### WHAT YOU WILL DO
Rewrite every item below with "chevron-down-icon" changed to "dropdown-arrow-icon" and nothing else altered. Leave the pictures out.

### GIVEN INFORMATION
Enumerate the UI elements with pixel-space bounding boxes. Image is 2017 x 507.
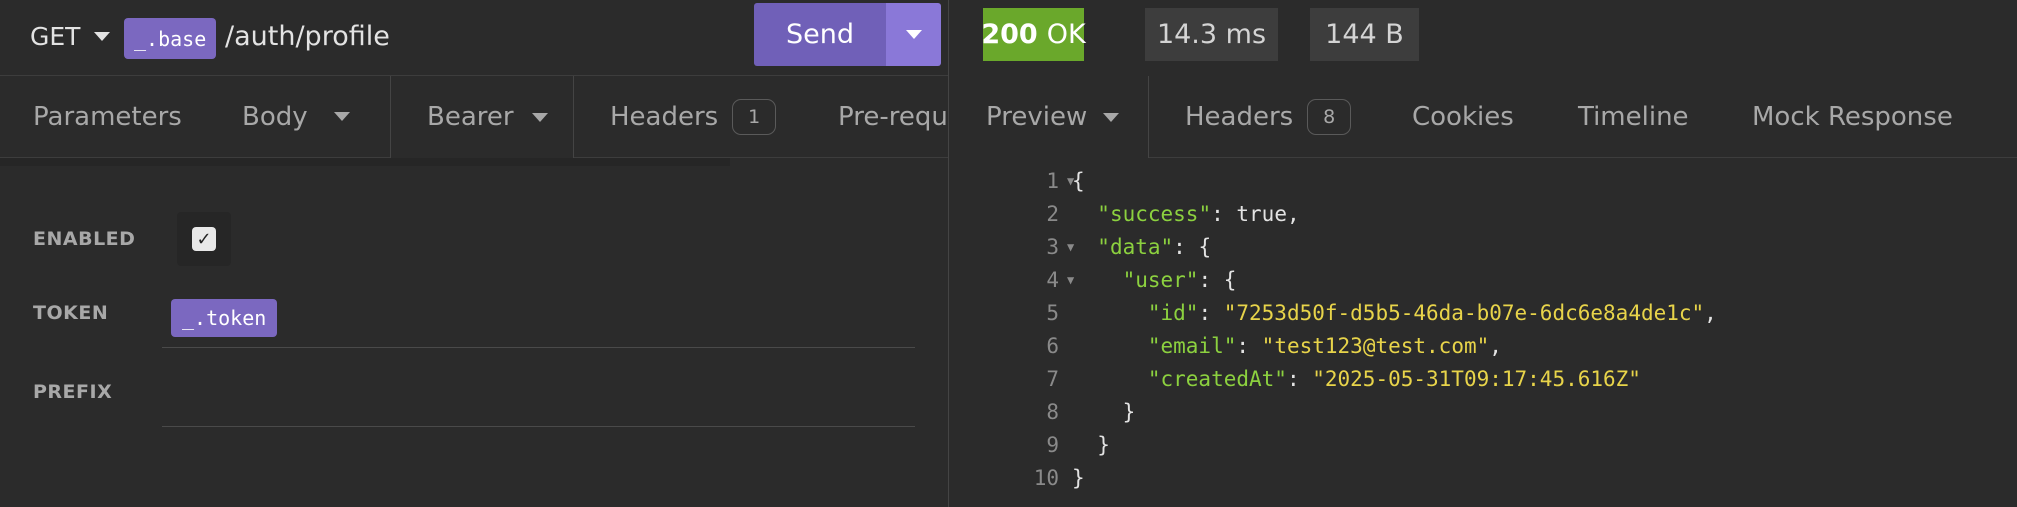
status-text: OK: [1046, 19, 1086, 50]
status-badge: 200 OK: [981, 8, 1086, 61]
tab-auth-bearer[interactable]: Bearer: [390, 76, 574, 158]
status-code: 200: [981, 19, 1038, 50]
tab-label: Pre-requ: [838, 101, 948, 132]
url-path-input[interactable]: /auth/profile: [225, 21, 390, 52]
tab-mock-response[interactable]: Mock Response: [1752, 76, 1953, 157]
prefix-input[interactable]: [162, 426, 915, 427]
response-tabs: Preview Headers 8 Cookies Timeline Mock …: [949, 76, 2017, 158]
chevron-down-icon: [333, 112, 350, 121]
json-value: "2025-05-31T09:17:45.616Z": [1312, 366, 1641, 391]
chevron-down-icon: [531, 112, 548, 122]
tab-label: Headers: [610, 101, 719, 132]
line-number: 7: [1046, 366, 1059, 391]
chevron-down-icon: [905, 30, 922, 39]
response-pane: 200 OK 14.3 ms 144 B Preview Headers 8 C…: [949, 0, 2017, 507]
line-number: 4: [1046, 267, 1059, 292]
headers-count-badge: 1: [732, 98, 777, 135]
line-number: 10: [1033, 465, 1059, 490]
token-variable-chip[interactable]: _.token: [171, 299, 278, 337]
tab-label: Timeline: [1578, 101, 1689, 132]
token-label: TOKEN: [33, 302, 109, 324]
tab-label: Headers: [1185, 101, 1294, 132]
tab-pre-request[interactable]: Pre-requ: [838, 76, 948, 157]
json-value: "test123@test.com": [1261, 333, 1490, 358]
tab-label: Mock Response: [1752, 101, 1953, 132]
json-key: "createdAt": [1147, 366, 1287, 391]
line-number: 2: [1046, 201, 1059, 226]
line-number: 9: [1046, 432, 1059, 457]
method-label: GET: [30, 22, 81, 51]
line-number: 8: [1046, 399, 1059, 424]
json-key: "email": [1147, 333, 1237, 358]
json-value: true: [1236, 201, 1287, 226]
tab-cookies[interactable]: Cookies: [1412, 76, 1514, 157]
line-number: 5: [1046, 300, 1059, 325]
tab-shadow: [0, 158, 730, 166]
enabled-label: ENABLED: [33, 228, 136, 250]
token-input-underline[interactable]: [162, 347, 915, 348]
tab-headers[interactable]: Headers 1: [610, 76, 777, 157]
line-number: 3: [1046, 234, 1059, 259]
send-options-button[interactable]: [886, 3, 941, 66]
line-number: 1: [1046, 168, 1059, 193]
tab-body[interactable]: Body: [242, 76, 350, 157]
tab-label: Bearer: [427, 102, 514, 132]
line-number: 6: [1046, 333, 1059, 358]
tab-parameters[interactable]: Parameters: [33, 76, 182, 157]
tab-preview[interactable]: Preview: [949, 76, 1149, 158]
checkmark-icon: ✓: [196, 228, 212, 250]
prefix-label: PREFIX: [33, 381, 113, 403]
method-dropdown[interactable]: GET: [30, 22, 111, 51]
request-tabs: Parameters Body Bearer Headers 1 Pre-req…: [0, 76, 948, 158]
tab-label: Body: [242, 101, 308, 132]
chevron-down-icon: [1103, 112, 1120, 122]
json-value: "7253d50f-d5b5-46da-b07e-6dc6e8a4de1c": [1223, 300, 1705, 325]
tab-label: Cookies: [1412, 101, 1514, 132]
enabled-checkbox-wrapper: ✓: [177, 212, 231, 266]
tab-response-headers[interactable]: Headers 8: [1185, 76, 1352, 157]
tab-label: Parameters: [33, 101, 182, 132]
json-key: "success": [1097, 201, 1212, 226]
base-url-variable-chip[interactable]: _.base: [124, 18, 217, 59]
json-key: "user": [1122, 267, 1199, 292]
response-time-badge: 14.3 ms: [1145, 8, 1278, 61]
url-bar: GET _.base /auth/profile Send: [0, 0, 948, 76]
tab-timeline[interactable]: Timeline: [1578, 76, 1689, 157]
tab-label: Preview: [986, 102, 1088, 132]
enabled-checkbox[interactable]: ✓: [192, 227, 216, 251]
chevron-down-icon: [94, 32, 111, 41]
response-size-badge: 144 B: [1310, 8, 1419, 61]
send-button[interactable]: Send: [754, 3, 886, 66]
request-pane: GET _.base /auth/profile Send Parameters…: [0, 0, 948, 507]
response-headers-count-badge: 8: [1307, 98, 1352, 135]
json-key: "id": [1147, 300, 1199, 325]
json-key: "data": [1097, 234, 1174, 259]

### FINISHED EXERCISE
Enumerate the UI elements with pixel-space bounding boxes. Image is 2017 x 507.
status-text: OK: [1046, 19, 1086, 50]
status-badge: 200 OK: [981, 8, 1086, 61]
tab-auth-bearer[interactable]: Bearer: [390, 76, 574, 158]
status-code: 200: [981, 19, 1038, 50]
tab-label: Pre-requ: [838, 101, 948, 132]
url-path-input[interactable]: /auth/profile: [225, 21, 390, 52]
tab-mock-response[interactable]: Mock Response: [1752, 76, 1953, 157]
prefix-input[interactable]: [162, 426, 915, 427]
response-tabs: Preview Headers 8 Cookies Timeline Mock …: [949, 76, 2017, 158]
dropdown-arrow-icon: [333, 112, 350, 121]
json-value: "2025-05-31T09:17:45.616Z": [1312, 366, 1641, 391]
dropdown-arrow-icon: [531, 112, 548, 122]
tab-label: Headers: [610, 101, 719, 132]
line-number: 7: [1046, 366, 1059, 391]
dropdown-arrow-icon: [905, 30, 922, 39]
response-pane: 200 OK 14.3 ms 144 B Preview Headers 8 C…: [949, 0, 2017, 507]
line-number: 4: [1046, 267, 1059, 292]
headers-count-badge: 1: [732, 98, 777, 135]
line-number: 10: [1033, 465, 1059, 490]
token-variable-chip[interactable]: _.token: [171, 299, 278, 337]
tab-label: Timeline: [1578, 101, 1689, 132]
token-label: TOKEN: [33, 302, 109, 324]
tab-label: Headers: [1185, 101, 1294, 132]
tab-pre-request[interactable]: Pre-requ: [838, 76, 948, 157]
json-value: "test123@test.com": [1261, 333, 1490, 358]
tab-label: Mock Response: [1752, 101, 1953, 132]
json-key: "createdAt": [1147, 366, 1287, 391]
line-number: 2: [1046, 201, 1059, 226]
line-number: 9: [1046, 432, 1059, 457]
method-label: GET: [30, 22, 81, 51]
line-number: 8: [1046, 399, 1059, 424]
json-key: "email": [1147, 333, 1237, 358]
json-value: true: [1236, 201, 1287, 226]
tab-cookies[interactable]: Cookies: [1412, 76, 1514, 157]
line-number: 5: [1046, 300, 1059, 325]
tab-shadow: [0, 158, 730, 166]
enabled-label: ENABLED: [33, 228, 136, 250]
token-input-underline[interactable]: [162, 347, 915, 348]
tab-headers[interactable]: Headers 1: [610, 76, 777, 157]
line-number: 3: [1046, 234, 1059, 259]
send-options-button[interactable]: [886, 3, 941, 66]
line-number: 1: [1046, 168, 1059, 193]
tab-body[interactable]: Body: [242, 76, 350, 157]
tab-label: Bearer: [427, 102, 514, 132]
line-number: 6: [1046, 333, 1059, 358]
tab-parameters[interactable]: Parameters: [33, 76, 182, 157]
tab-preview[interactable]: Preview: [949, 76, 1149, 158]
checkmark-icon: ✓: [196, 228, 212, 250]
prefix-label: PREFIX: [33, 381, 113, 403]
method-dropdown[interactable]: GET: [30, 22, 111, 51]
request-tabs: Parameters Body Bearer Headers 1 Pre-req…: [0, 76, 948, 158]
tab-label: Body: [242, 101, 308, 132]
dropdown-arrow-icon: [1103, 112, 1120, 122]
json-value: "7253d50f-d5b5-46da-b07e-6dc6e8a4de1c": [1223, 300, 1705, 325]
tab-label: Cookies: [1412, 101, 1514, 132]
enabled-checkbox-wrapper: ✓: [177, 212, 231, 266]
tab-response-headers[interactable]: Headers 8: [1185, 76, 1352, 157]
tab-label: Parameters: [33, 101, 182, 132]
json-key: "success": [1097, 201, 1212, 226]
base-url-variable-chip[interactable]: _.base: [124, 18, 217, 59]
json-key: "user": [1122, 267, 1199, 292]
response-time-badge: 14.3 ms: [1145, 8, 1278, 61]
url-bar: GET _.base /auth/profile Send: [0, 0, 948, 76]
tab-timeline[interactable]: Timeline: [1578, 76, 1689, 157]
tab-label: Preview: [986, 102, 1088, 132]
enabled-checkbox[interactable]: ✓: [192, 227, 216, 251]
dropdown-arrow-icon: [94, 32, 111, 41]
response-size-badge: 144 B: [1310, 8, 1419, 61]
send-button[interactable]: Send: [754, 3, 886, 66]
request-pane: GET _.base /auth/profile Send Parameters…: [0, 0, 948, 507]
response-headers-count-badge: 8: [1307, 98, 1352, 135]
json-key: "id": [1147, 300, 1199, 325]
json-key: "data": [1097, 234, 1174, 259]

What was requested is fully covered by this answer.